* start INFORMATION GIVEN *

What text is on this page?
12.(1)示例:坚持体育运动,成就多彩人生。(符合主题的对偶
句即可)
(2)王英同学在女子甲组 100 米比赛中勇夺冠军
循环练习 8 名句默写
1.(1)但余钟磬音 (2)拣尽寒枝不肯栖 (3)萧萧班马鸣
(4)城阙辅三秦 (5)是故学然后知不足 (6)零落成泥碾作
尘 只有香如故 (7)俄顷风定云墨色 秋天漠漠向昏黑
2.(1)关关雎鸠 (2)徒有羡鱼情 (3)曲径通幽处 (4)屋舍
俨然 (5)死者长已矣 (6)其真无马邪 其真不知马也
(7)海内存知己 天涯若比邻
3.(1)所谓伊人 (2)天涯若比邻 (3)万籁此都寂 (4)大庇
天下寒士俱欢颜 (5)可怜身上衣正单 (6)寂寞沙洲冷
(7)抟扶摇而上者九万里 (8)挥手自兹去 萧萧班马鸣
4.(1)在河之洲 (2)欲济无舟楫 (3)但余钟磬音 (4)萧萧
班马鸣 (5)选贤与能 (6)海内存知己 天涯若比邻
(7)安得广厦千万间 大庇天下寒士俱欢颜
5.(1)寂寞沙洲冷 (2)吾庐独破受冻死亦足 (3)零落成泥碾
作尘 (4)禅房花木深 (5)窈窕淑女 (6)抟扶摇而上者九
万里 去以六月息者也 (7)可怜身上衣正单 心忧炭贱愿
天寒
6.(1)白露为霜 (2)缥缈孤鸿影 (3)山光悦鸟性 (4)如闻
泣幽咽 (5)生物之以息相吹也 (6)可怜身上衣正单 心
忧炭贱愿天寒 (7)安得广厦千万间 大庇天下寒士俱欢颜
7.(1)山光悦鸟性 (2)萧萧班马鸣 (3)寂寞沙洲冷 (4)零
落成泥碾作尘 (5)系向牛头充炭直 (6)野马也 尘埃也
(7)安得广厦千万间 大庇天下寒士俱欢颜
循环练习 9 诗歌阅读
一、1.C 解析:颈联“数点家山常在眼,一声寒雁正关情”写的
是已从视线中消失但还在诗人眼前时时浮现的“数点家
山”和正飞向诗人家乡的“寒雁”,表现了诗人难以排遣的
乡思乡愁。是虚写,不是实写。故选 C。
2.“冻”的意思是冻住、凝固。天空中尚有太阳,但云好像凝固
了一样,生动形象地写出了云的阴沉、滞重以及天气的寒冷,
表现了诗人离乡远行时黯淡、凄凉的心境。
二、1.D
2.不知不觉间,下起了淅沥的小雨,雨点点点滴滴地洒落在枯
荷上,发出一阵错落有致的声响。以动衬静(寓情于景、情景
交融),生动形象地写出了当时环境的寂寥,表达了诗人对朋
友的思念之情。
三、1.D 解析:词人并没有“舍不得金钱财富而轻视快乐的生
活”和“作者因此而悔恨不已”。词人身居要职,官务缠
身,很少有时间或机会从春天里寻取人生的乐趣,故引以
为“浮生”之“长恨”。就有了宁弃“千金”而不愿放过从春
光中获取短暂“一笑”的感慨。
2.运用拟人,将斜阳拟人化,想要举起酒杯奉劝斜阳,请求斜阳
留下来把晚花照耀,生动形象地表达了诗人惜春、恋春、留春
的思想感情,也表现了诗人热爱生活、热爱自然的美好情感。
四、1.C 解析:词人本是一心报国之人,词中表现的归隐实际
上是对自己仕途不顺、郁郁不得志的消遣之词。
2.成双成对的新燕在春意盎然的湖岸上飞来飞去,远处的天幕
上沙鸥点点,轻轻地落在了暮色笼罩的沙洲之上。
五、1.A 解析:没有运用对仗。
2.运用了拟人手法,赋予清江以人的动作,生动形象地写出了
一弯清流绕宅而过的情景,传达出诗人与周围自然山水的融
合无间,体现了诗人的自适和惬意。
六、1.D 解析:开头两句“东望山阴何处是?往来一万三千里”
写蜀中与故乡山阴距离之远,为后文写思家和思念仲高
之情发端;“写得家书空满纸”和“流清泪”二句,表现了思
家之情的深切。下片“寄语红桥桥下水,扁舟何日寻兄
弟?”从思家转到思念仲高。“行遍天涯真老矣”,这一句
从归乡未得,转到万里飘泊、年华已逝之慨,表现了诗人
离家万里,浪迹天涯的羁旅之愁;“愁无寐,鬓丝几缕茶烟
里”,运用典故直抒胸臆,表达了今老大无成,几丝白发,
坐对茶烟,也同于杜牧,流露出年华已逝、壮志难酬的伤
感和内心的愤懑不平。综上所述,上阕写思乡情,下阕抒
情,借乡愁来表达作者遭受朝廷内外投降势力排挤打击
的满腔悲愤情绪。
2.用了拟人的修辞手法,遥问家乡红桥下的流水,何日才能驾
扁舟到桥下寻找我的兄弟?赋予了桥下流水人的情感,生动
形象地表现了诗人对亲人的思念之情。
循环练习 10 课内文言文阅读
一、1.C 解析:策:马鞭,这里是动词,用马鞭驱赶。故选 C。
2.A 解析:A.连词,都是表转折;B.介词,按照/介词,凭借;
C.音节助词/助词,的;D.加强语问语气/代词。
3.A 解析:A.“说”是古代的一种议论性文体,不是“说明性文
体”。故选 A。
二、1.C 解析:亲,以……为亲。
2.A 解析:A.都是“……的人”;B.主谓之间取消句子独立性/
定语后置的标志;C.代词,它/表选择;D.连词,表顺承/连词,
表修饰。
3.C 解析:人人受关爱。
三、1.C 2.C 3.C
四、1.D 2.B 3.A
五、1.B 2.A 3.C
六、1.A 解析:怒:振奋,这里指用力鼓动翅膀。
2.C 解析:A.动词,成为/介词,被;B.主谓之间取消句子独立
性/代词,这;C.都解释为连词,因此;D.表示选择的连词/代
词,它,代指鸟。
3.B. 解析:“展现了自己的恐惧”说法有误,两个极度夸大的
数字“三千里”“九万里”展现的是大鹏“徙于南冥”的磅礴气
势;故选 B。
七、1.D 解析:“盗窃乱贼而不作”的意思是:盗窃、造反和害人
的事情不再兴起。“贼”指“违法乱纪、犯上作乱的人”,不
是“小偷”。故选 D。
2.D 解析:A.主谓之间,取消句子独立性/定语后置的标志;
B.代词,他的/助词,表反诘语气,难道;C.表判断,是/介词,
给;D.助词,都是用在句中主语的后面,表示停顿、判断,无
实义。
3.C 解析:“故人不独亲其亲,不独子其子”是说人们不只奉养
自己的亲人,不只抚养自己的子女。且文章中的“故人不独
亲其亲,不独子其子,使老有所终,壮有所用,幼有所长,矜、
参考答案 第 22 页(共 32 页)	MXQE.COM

* end INFORMATION GIVEN *

WHAT IS NEEDED: Restate the data above exactly, keeping each word as it stands.

SOLUTION FOR THIS EXERCISE:
What text is on this page?
12.(1)示例:坚持体育运动,成就多彩人生。(符合主题的对偶
句即可)
(2)王英同学在女子甲组 100 米比赛中勇夺冠军
循环练习 8 名句默写
1.(1)但余钟磬音 (2)拣尽寒枝不肯栖 (3)萧萧班马鸣
(4)城阙辅三秦 (5)是故学然后知不足 (6)零落成泥碾作
尘 只有香如故 (7)俄顷风定云墨色 秋天漠漠向昏黑
2.(1)关关雎鸠 (2)徒有羡鱼情 (3)曲径通幽处 (4)屋舍
俨然 (5)死者长已矣 (6)其真无马邪 其真不知马也
(7)海内存知己 天涯若比邻
3.(1)所谓伊人 (2)天涯若比邻 (3)万籁此都寂 (4)大庇
天下寒士俱欢颜 (5)可怜身上衣正单 (6)寂寞沙洲冷
(7)抟扶摇而上者九万里 (8)挥手自兹去 萧萧班马鸣
4.(1)在河之洲 (2)欲济无舟楫 (3)但余钟磬音 (4)萧萧
班马鸣 (5)选贤与能 (6)海内存知己 天涯若比邻
(7)安得广厦千万间 大庇天下寒士俱欢颜
5.(1)寂寞沙洲冷 (2)吾庐独破受冻死亦足 (3)零落成泥碾
作尘 (4)禅房花木深 (5)窈窕淑女 (6)抟扶摇而上者九
万里 去以六月息者也 (7)可怜身上衣正单 心忧炭贱愿
天寒
6.(1)白露为霜 (2)缥缈孤鸿影 (3)山光悦鸟性 (4)如闻
泣幽咽 (5)生物之以息相吹也 (6)可怜身上衣正单 心
忧炭贱愿天寒 (7)安得广厦千万间 大庇天下寒士俱欢颜
7.(1)山光悦鸟性 (2)萧萧班马鸣 (3)寂寞沙洲冷 (4)零
落成泥碾作尘 (5)系向牛头充炭直 (6)野马也 尘埃也
(7)安得广厦千万间 大庇天下寒士俱欢颜
循环练习 9 诗歌阅读
一、1.C 解析:颈联“数点家山常在眼,一声寒雁正关情”写的
是已从视线中消失但还在诗人眼前时时浮现的“数点家
山”和正飞向诗人家乡的“寒雁”,表现了诗人难以排遣的
乡思乡愁。是虚写,不是实写。故选 C。
2.“冻”的意思是冻住、凝固。天空中尚有太阳,但云好像凝固
了一样,生动形象地写出了云的阴沉、滞重以及天气的寒冷,
表现了诗人离乡远行时黯淡、凄凉的心境。
二、1.D
2.不知不觉间,下起了淅沥的小雨,雨点点点滴滴地洒落在枯
荷上,发出一阵错落有致的声响。以动衬静(寓情于景、情景
交融),生动形象地写出了当时环境的寂寥,表达了诗人对朋
友的思念之情。
三、1.D 解析:词人并没有“舍不得金钱财富而轻视快乐的生
活”和“作者因此而悔恨不已”。词人身居要职,官务缠
身,很少有时间或机会从春天里寻取人生的乐趣,故引以
为“浮生”之“长恨”。就有了宁弃“千金”而不愿放过从春
光中获取短暂“一笑”的感慨。
2.运用拟人,将斜阳拟人化,想要举起酒杯奉劝斜阳,请求斜阳
留下来把晚花照耀,生动形象地表达了诗人惜春、恋春、留春
的思想感情,也表现了诗人热爱生活、热爱自然的美好情感。
四、1.C 解析:词人本是一心报国之人,词中表现的归隐实际
上是对自己仕途不顺、郁郁不得志的消遣之词。
2.成双成对的新燕在春意盎然的湖岸上飞来飞去,远处的天幕
上沙鸥点点,轻轻地落在了暮色笼罩的沙洲之上。
五、1.A 解析:没有运用对仗。
2.运用了拟人手法,赋予清江以人的动作,生动形象地写出了
一弯清流绕宅而过的情景,传达出诗人与周围自然山水的融
合无间,体现了诗人的自适和惬意。
六、1.D 解析:开头两句“东望山阴何处是?往来一万三千里”
写蜀中与故乡山阴距离之远,为后文写思家和思念仲高
之情发端;“写得家书空满纸”和“流清泪”二句,表现了思
家之情的深切。下片“寄语红桥桥下水,扁舟何日寻兄
弟?”从思家转到思念仲高。“行遍天涯真老矣”,这一句
从归乡未得,转到万里飘泊、年华已逝之慨,表现了诗人
离家万里,浪迹天涯的羁旅之愁;“愁无寐,鬓丝几缕茶烟
里”,运用典故直抒胸臆,表达了今老大无成,几丝白发,
坐对茶烟,也同于杜牧,流露出年华已逝、壮志难酬的伤
感和内心的愤懑不平。综上所述,上阕写思乡情,下阕抒
情,借乡愁来表达作者遭受朝廷内外投降势力排挤打击
的满腔悲愤情绪。
2.用了拟人的修辞手法,遥问家乡红桥下的流水,何日才能驾
扁舟到桥下寻找我的兄弟?赋予了桥下流水人的情感,生动
形象地表现了诗人对亲人的思念之情。
循环练习 10 课内文言文阅读
一、1.C 解析:策:马鞭,这里是动词,用马鞭驱赶。故选 C。
2.A 解析:A.连词,都是表转折;B.介词,按照/介词,凭借;
C.音节助词/助词,的;D.加强语问语气/代词。
3.A 解析:A.“说”是古代的一种议论性文体,不是“说明性文
体”。故选 A。
二、1.C 解析:亲,以……为亲。
2.A 解析:A.都是“……的人”;B.主谓之间取消句子独立性/
定语后置的标志;C.代词,它/表选择;D.连词,表顺承/连词,
表修饰。
3.C 解析:人人受关爱。
三、1.C 2.C 3.C
四、1.D 2.B 3.A
五、1.B 2.A 3.C
六、1.A 解析:怒:振奋,这里指用力鼓动翅膀。
2.C 解析:A.动词,成为/介词,被;B.主谓之间取消句子独立
性/代词,这;C.都解释为连词,因此;D.表示选择的连词/代
词,它,代指鸟。
3.B. 解析:“展现了自己的恐惧”说法有误,两个极度夸大的
数字“三千里”“九万里”展现的是大鹏“徙于南冥”的磅礴气
势;故选 B。
七、1.D 解析:“盗窃乱贼而不作”的意思是:盗窃、造反和害人
的事情不再兴起。“贼”指“违法乱纪、犯上作乱的人”,不
是“小偷”。故选 D。
2.D 解析:A.主谓之间,取消句子独立性/定语后置的标志;
B.代词,他的/助词,表反诘语气,难道;C.表判断,是/介词,
给;D.助词,都是用在句中主语的后面,表示停顿、判断,无
实义。
3.C 解析:“故人不独亲其亲,不独子其子”是说人们不只奉养
自己的亲人,不只抚养自己的子女。且文章中的“故人不独
亲其亲,不独子其子,使老有所终,壮有所用,幼有所长,矜、
参考答案 第 22 页(共 32 页)	MXQE.COM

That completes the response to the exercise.